CHALLENGE »
Please print the full listing exactly.
=====
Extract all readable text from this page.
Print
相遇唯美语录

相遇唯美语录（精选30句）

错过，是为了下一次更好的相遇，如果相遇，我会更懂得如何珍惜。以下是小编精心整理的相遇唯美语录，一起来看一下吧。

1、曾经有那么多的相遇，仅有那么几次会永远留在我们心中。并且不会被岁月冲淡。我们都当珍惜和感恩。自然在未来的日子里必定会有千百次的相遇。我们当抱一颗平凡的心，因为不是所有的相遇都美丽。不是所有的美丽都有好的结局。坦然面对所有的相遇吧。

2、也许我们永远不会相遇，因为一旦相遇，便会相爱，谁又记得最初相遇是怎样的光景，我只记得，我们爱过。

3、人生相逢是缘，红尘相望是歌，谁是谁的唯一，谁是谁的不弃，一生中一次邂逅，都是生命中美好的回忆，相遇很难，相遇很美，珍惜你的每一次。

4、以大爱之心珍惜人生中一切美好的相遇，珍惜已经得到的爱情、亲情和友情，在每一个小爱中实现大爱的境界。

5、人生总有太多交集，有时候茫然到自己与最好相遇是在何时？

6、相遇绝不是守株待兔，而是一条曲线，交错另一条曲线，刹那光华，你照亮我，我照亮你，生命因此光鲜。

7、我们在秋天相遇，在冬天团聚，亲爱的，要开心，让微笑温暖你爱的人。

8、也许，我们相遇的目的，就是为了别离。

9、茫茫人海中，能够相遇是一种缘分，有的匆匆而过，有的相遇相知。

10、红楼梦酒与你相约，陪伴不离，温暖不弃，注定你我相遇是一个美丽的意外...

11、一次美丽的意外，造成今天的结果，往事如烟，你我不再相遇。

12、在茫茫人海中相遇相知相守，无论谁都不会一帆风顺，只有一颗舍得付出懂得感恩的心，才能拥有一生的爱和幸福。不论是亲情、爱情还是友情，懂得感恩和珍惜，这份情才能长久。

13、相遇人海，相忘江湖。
=====
WRITTEN ANSWER »
Extract all readable text from this page.
Print
相遇唯美语录

相遇唯美语录（精选30句）

错过，是为了下一次更好的相遇，如果相遇，我会更懂得如何珍惜。以下是小编精心整理的相遇唯美语录，一起来看一下吧。

1、曾经有那么多的相遇，仅有那么几次会永远留在我们心中。并且不会被岁月冲淡。我们都当珍惜和感恩。自然在未来的日子里必定会有千百次的相遇。我们当抱一颗平凡的心，因为不是所有的相遇都美丽。不是所有的美丽都有好的结局。坦然面对所有的相遇吧。

2、也许我们永远不会相遇，因为一旦相遇，便会相爱，谁又记得最初相遇是怎样的光景，我只记得，我们爱过。

3、人生相逢是缘，红尘相望是歌，谁是谁的唯一，谁是谁的不弃，一生中一次邂逅，都是生命中美好的回忆，相遇很难，相遇很美，珍惜你的每一次。

4、以大爱之心珍惜人生中一切美好的相遇，珍惜已经得到的爱情、亲情和友情，在每一个小爱中实现大爱的境界。

5、人生总有太多交集，有时候茫然到自己与最好相遇是在何时？

6、相遇绝不是守株待兔，而是一条曲线，交错另一条曲线，刹那光华，你照亮我，我照亮你，生命因此光鲜。

7、我们在秋天相遇，在冬天团聚，亲爱的，要开心，让微笑温暖你爱的人。

8、也许，我们相遇的目的，就是为了别离。

9、茫茫人海中，能够相遇是一种缘分，有的匆匆而过，有的相遇相知。

10、红楼梦酒与你相约，陪伴不离，温暖不弃，注定你我相遇是一个美丽的意外...

11、一次美丽的意外，造成今天的结果，往事如烟，你我不再相遇。

12、在茫茫人海中相遇相知相守，无论谁都不会一帆风顺，只有一颗舍得付出懂得感恩的心，才能拥有一生的爱和幸福。不论是亲情、爱情还是友情，懂得感恩和珍惜，这份情才能长久。

13、相遇人海，相忘江湖。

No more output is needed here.